[start]

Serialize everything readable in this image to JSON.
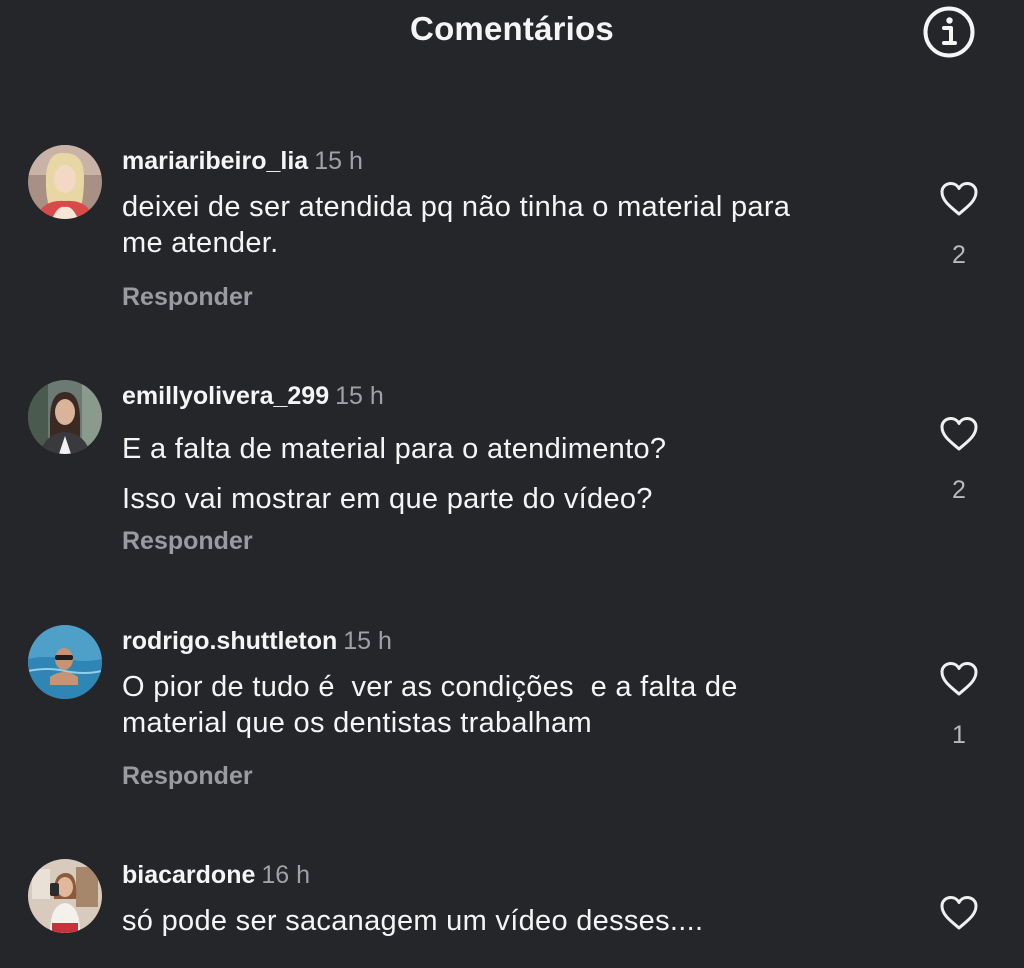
{
  "header": {
    "title": "Comentários",
    "info_icon": "info-circle-icon"
  },
  "comments": [
    {
      "username": "mariaribeiro_lia",
      "time": "15 h",
      "lines": [
        "deixei de ser atendida pq não tinha o material para",
        "me atender."
      ],
      "reply_label": "Responder",
      "likes": "2",
      "avatar_color": "#b79a8a"
    },
    {
      "username": "emillyolivera_299",
      "time": "15 h",
      "lines": [
        "E a falta de material para o atendimento?",
        "Isso vai mostrar em que parte do vídeo?"
      ],
      "reply_label": "Responder",
      "likes": "2",
      "avatar_color": "#5d6a5c"
    },
    {
      "username": "rodrigo.shuttleton",
      "time": "15 h",
      "lines": [
        "O pior de tudo é  ver as condições  e a falta de",
        "material que os dentistas trabalham"
      ],
      "reply_label": "Responder",
      "likes": "1",
      "avatar_color": "#5aa3c4"
    },
    {
      "username": "biacardone",
      "time": "16 h",
      "lines": [
        "só pode ser sacanagem um vídeo desses...."
      ],
      "avatar_color": "#c9b9a8"
    }
  ]
}
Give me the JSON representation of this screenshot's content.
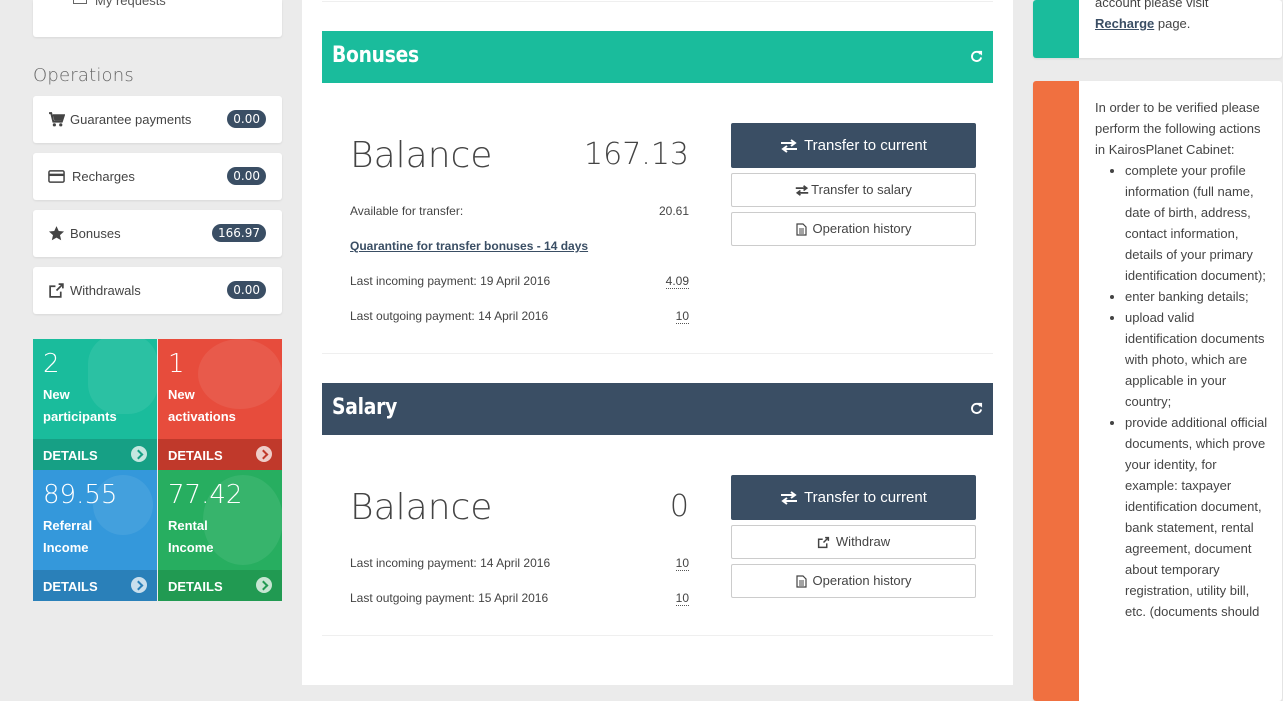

[end]

● Objective
Set the pictures aside and transcribe the data above exactly.

● Response below
Serialize everything readable in this image to JSON.
{
  "header": {
    "title": "Comentários",
    "info_icon": "info-circle-icon"
  },
  "comments": [
    {
      "username": "mariaribeiro_lia",
      "time": "15 h",
      "lines": [
        "deixei de ser atendida pq não tinha o material para",
        "me atender."
      ],
      "reply_label": "Responder",
      "likes": "2",
      "avatar_color": "#b79a8a"
    },
    {
      "username": "emillyolivera_299",
      "time": "15 h",
      "lines": [
        "E a falta de material para o atendimento?",
        "Isso vai mostrar em que parte do vídeo?"
      ],
      "reply_label": "Responder",
      "likes": "2",
      "avatar_color": "#5d6a5c"
    },
    {
      "username": "rodrigo.shuttleton",
      "time": "15 h",
      "lines": [
        "O pior de tudo é  ver as condições  e a falta de",
        "material que os dentistas trabalham"
      ],
      "reply_label": "Responder",
      "likes": "1",
      "avatar_color": "#5aa3c4"
    },
    {
      "username": "biacardone",
      "time": "16 h",
      "lines": [
        "só pode ser sacanagem um vídeo desses...."
      ],
      "avatar_color": "#c9b9a8"
    }
  ]
}
Give me the JSON representation of this screenshot's content.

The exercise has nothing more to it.